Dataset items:

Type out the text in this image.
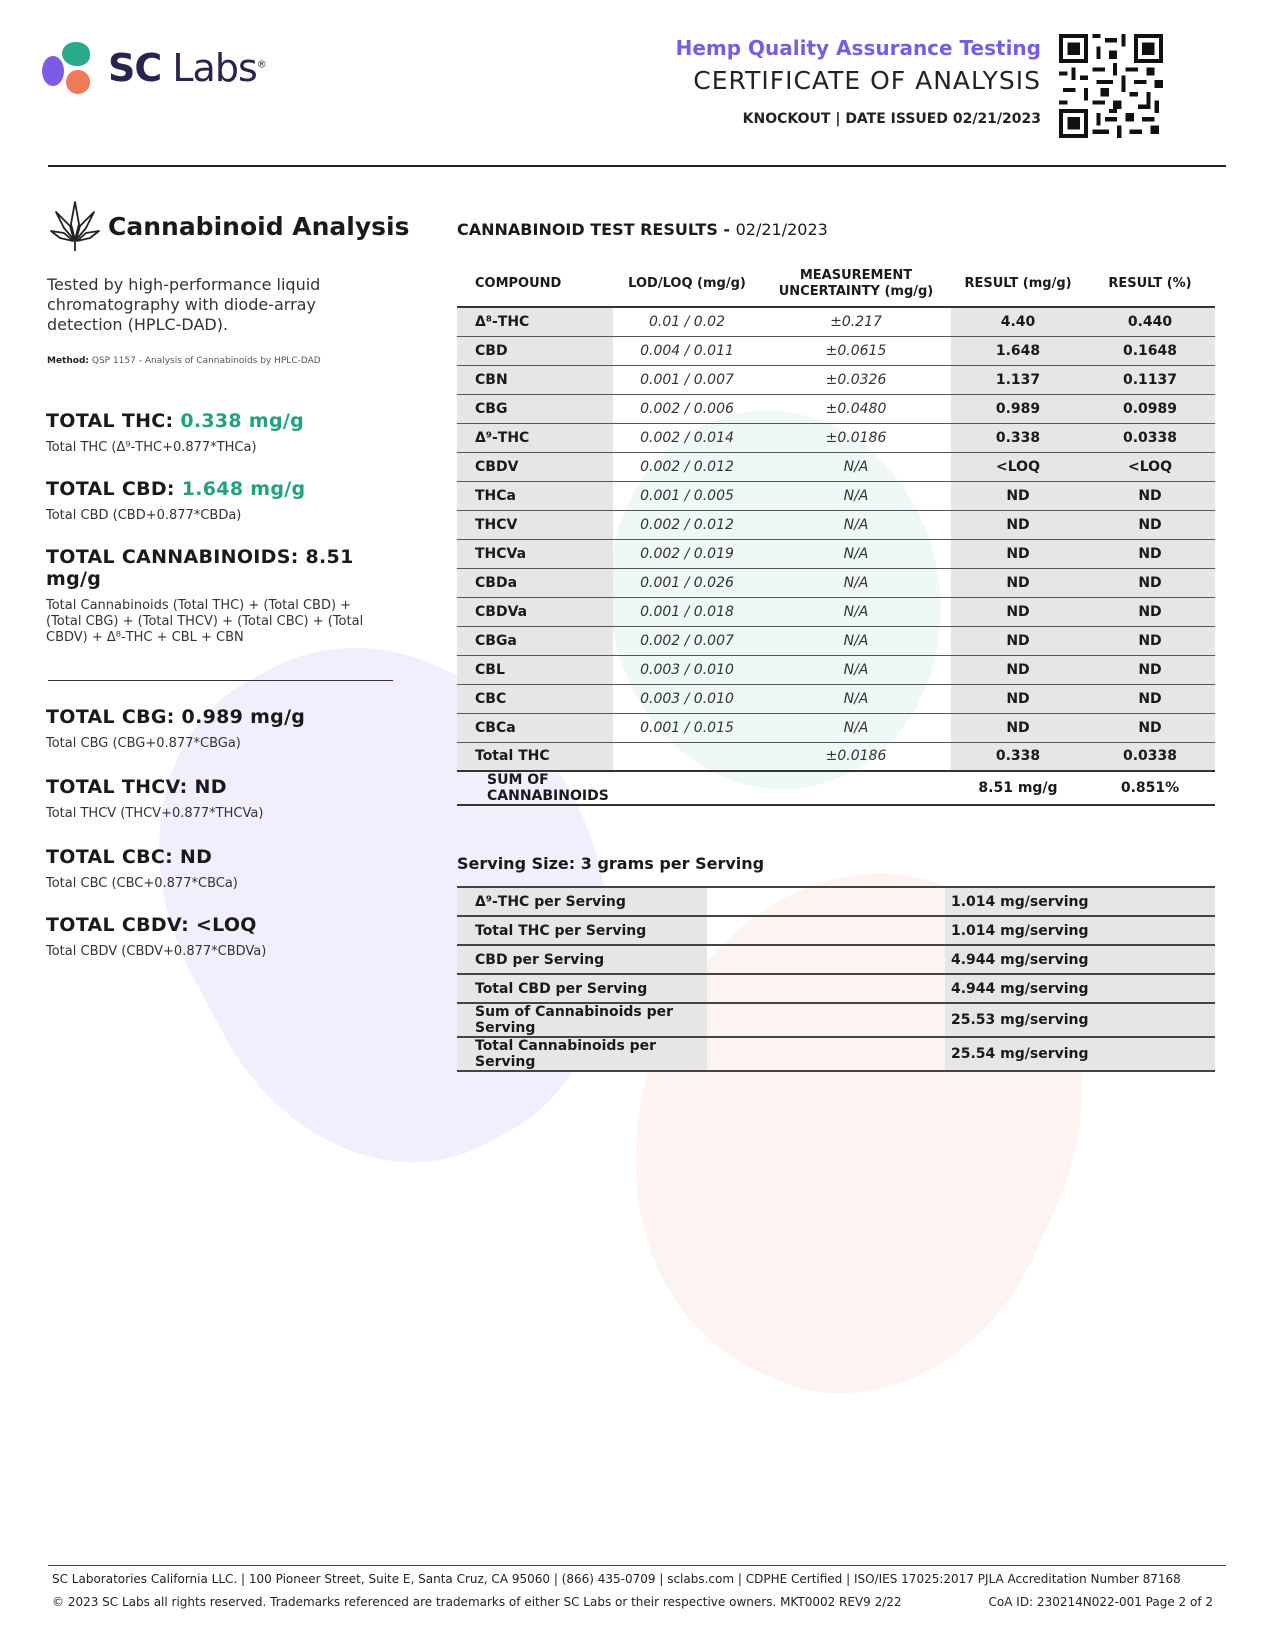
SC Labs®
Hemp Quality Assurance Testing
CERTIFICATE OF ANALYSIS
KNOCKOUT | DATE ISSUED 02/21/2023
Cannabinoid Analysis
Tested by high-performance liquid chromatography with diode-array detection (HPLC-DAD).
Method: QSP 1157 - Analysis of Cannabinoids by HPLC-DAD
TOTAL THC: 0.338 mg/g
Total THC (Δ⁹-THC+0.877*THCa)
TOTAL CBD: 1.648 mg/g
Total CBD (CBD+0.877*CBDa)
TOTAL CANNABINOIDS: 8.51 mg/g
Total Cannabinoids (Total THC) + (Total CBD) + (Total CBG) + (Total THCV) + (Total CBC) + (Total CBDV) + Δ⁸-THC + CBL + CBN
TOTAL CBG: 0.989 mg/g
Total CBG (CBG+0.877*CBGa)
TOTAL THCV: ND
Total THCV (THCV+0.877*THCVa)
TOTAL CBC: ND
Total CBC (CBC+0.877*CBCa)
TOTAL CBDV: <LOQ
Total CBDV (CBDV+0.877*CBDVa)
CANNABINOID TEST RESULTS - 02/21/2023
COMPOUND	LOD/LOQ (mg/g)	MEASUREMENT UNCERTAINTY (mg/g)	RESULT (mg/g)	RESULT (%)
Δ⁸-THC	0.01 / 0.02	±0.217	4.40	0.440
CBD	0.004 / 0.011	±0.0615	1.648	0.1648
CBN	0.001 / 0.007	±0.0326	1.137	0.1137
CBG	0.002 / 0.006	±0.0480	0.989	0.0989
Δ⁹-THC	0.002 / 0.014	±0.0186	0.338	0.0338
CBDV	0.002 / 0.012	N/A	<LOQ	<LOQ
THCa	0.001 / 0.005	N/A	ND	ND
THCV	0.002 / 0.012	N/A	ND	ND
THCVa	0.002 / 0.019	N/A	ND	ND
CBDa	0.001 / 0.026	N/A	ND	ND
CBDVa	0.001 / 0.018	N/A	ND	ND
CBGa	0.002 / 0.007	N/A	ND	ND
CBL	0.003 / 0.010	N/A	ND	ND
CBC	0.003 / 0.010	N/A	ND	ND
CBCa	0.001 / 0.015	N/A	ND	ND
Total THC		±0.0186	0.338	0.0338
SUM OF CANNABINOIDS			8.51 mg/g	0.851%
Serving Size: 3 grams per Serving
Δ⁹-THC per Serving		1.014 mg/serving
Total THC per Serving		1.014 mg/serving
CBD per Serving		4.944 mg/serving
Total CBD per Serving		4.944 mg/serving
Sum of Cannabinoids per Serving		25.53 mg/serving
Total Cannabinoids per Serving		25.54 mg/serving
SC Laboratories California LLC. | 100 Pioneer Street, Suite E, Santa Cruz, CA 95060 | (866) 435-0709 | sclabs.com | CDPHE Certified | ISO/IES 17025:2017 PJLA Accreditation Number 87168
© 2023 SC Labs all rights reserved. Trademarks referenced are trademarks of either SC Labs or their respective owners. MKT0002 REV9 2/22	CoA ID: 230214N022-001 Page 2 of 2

• **THE REQUEST**
Give an exact reproduction of every line, leaving out any picture.

• **ANSWER FOR THE TASK**
Type out the text in this image.
SC Labs®
Hemp Quality Assurance Testing
CERTIFICATE OF ANALYSIS
KNOCKOUT | DATE ISSUED 02/21/2023
Cannabinoid Analysis
Tested by high-performance liquid chromatography with diode-array detection (HPLC-DAD).
Method: QSP 1157 - Analysis of Cannabinoids by HPLC-DAD
TOTAL THC: 0.338 mg/g
Total THC (Δ⁹-THC+0.877*THCa)
TOTAL CBD: 1.648 mg/g
Total CBD (CBD+0.877*CBDa)
TOTAL CANNABINOIDS: 8.51 mg/g
Total Cannabinoids (Total THC) + (Total CBD) + (Total CBG) + (Total THCV) + (Total CBC) + (Total CBDV) + Δ⁸-THC + CBL + CBN
TOTAL CBG: 0.989 mg/g
Total CBG (CBG+0.877*CBGa)
TOTAL THCV: ND
Total THCV (THCV+0.877*THCVa)
TOTAL CBC: ND
Total CBC (CBC+0.877*CBCa)
TOTAL CBDV: <LOQ
Total CBDV (CBDV+0.877*CBDVa)
CANNABINOID TEST RESULTS - 02/21/2023
COMPOUND	LOD/LOQ (mg/g)	MEASUREMENT UNCERTAINTY (mg/g)	RESULT (mg/g)	RESULT (%)
Δ⁸-THC	0.01 / 0.02	±0.217	4.40	0.440
CBD	0.004 / 0.011	±0.0615	1.648	0.1648
CBN	0.001 / 0.007	±0.0326	1.137	0.1137
CBG	0.002 / 0.006	±0.0480	0.989	0.0989
Δ⁹-THC	0.002 / 0.014	±0.0186	0.338	0.0338
CBDV	0.002 / 0.012	N/A	<LOQ	<LOQ
THCa	0.001 / 0.005	N/A	ND	ND
THCV	0.002 / 0.012	N/A	ND	ND
THCVa	0.002 / 0.019	N/A	ND	ND
CBDa	0.001 / 0.026	N/A	ND	ND
CBDVa	0.001 / 0.018	N/A	ND	ND
CBGa	0.002 / 0.007	N/A	ND	ND
CBL	0.003 / 0.010	N/A	ND	ND
CBC	0.003 / 0.010	N/A	ND	ND
CBCa	0.001 / 0.015	N/A	ND	ND
Total THC		±0.0186	0.338	0.0338
SUM OF CANNABINOIDS			8.51 mg/g	0.851%
Serving Size: 3 grams per Serving
Δ⁹-THC per Serving		1.014 mg/serving
Total THC per Serving		1.014 mg/serving
CBD per Serving		4.944 mg/serving
Total CBD per Serving		4.944 mg/serving
Sum of Cannabinoids per Serving		25.53 mg/serving
Total Cannabinoids per Serving		25.54 mg/serving
SC Laboratories California LLC. | 100 Pioneer Street, Suite E, Santa Cruz, CA 95060 | (866) 435-0709 | sclabs.com | CDPHE Certified | ISO/IES 17025:2017 PJLA Accreditation Number 87168
© 2023 SC Labs all rights reserved. Trademarks referenced are trademarks of either SC Labs or their respective owners. MKT0002 REV9 2/22	CoA ID: 230214N022-001 Page 2 of 2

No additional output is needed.